Membros do gabinete israelense votaram neste domingo, 5 de novembro de 2023, por desafiar uma decisão da Suprema Corte referente ao órgão regulador de radiodifusão do país, levantando preocupações sobre uma crise constitucional. Esta é a primeira desobediência do governo do primeiro-ministro Benjamin Netanyahu à Suprema Corte, embora já tenha entrado em conflito com o Judiciário no passado.
Em 2022, o governo tentou limitar os poderes da Corte, provocando críticas globais e protestos em massa em Israel, mas acabou abandonando o plano após os ataques do Hamas em 7 de outubro de 2023. A legislação israelense exige que a Segunda Autoridade para Televisão e Rádio tenha um número mínimo de membros para tomar decisões. O governo argumenta que, como o conselho não atende mais a esse requisito, não tem autoridade para aprovar nomeações ou tomar outras medidas.
No entanto, em 17 de junho, a Corte ordenou que o conselho continuasse suas atividades mesmo assim. O gabinete votou de forma unânime neste domingo a favor de rejeitar a decisão da Corte. O ministro das Comunicações, Shlomo Karhi, e o ministro da Justiça, Yariv Levin, divulgaram um comunicado que foi rapidamente condenado por líderes da oposição, que buscam substituir a coalizão de Netanyahu em uma próxima eleição.
Crítica da Oposição
O líder da oposição israelense, Yair Lapid, afirmou que “o governo se tornou criminoso” e declarou: “Esta é a crise constitucional mais grave da história de Israel. É a destruição dos fundamentos da nossa democracia”. Karhi e Levin, defensores de mudanças no Judiciário, propuseram que o governo não reconhecesse quaisquer decisões ou ações do conselho até que o quórum legal de membros fosse atingido.

===

__Instruções de trabalho__:
**1.** No texto sobre o gabinete israelense, quem ocupa o cargo de ministro da Justiça?
**2.** Repita o trecho do texto sobre o gabinete israelense que começa nas palavras "Em 2022, o governo" e termina depois de "uma próxima eleição.".

__Registros__:
===

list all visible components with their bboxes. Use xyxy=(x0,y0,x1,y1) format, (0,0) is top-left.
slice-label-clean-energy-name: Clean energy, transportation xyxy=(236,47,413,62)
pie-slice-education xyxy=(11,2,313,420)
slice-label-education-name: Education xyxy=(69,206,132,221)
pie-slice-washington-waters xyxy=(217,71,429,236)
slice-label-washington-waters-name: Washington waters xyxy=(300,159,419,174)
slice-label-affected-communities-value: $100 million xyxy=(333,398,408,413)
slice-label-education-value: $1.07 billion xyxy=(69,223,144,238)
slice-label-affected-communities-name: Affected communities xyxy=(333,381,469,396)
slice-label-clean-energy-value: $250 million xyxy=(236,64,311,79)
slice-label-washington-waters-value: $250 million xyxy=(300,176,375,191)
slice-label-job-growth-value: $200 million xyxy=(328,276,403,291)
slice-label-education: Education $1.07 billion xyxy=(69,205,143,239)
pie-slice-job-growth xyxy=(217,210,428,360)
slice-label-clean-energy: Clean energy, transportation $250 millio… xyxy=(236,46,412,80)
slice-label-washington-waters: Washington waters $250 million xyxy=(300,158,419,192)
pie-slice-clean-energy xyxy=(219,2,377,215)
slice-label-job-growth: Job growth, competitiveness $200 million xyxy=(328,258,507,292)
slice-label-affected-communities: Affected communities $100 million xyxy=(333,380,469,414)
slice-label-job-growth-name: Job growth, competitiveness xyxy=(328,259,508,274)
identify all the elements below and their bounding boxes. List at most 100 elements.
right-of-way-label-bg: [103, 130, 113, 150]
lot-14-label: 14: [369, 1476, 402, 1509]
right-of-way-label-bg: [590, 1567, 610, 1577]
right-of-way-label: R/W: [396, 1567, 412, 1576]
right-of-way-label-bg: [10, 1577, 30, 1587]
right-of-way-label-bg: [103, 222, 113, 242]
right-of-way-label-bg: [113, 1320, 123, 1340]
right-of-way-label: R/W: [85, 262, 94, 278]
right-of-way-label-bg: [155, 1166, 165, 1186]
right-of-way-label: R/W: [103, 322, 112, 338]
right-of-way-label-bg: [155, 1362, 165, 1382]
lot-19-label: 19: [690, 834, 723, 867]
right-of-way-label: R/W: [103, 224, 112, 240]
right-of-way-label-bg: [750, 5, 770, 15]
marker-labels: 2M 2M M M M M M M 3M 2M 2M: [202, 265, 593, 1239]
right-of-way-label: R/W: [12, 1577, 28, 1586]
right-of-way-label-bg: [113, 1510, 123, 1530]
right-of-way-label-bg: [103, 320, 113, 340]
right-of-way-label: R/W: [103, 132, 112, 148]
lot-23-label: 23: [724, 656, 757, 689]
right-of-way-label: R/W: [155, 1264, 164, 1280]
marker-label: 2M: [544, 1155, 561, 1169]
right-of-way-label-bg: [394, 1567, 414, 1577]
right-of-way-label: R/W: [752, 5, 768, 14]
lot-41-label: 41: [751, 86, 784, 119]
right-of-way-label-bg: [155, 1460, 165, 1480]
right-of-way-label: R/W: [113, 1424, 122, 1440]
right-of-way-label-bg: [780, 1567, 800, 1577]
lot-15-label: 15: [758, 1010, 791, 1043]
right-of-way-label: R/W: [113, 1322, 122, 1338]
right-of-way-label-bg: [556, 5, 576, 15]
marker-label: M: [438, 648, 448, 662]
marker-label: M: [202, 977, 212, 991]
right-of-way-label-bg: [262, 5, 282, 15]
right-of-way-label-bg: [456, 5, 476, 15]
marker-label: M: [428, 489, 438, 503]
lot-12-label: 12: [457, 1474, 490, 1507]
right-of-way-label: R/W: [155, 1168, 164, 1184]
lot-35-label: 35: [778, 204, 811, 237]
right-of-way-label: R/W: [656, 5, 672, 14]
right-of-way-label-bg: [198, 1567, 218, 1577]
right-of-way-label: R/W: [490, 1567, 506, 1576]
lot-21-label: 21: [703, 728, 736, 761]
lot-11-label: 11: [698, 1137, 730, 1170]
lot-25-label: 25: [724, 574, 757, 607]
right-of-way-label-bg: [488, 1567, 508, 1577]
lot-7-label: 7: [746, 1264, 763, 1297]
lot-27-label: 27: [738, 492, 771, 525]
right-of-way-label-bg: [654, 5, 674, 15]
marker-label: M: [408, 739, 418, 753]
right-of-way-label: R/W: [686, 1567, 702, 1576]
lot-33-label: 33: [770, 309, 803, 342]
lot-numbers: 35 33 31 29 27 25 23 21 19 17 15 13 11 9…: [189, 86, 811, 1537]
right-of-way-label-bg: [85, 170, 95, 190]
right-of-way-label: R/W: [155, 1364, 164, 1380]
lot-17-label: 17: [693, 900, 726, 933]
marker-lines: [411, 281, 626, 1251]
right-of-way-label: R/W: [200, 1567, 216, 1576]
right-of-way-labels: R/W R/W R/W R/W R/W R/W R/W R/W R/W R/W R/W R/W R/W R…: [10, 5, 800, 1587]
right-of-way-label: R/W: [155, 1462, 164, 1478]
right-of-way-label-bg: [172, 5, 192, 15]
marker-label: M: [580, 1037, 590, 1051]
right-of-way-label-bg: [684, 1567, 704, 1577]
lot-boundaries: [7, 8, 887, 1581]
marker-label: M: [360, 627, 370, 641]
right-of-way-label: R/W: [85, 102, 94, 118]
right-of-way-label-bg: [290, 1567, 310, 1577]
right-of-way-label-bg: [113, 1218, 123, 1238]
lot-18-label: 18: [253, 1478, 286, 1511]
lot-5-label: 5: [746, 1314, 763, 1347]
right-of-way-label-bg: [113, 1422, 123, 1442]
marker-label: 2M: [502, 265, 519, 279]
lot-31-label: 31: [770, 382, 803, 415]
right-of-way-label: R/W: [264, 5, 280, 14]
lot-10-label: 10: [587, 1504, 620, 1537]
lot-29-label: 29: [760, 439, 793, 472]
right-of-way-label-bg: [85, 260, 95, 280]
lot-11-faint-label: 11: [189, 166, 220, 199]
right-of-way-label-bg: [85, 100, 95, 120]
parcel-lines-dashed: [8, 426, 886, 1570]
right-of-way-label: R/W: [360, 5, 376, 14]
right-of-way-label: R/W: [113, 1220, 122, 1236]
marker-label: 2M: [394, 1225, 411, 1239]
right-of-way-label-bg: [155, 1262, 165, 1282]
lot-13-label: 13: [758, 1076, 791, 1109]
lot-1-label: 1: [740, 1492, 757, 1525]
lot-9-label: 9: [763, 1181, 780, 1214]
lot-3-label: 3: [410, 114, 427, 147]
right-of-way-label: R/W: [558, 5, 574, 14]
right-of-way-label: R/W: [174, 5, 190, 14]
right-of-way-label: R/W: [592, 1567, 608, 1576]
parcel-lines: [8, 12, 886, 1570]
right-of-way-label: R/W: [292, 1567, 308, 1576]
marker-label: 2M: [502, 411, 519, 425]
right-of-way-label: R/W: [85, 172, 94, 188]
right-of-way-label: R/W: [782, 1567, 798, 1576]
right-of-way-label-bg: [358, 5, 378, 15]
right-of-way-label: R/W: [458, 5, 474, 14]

===

__Respostas por tarefa__:
**1.** Yariv Levin.

**2.**
Em 2022, o governo tentou limitar os poderes da Corte, provocando críticas globais e protestos em massa em Israel, mas acabou abandonando o plano após os ataques do Hamas em 7 de outubro de 2023. A legislação israelense exige que a Segunda Autoridade para Televisão e Rádio tenha um número mínimo de membros para tomar decisões. O governo argumenta que, como o conselho não atende mais a esse requisito, não tem autoridade para aprovar nomeações ou tomar outras medidas.
No entanto, em 17 de junho, a Corte ordenou que o conselho continuasse suas atividades mesmo assim. O gabinete votou de forma unânime neste domingo a favor de rejeitar a decisão da Corte. O ministro das Comunicações, Shlomo Karhi, e o ministro da Justiça, Yariv Levin, divulgaram um comunicado que foi rapidamente condenado por líderes da oposição, que buscam substituir a coalizão de Netanyahu em uma próxima eleição.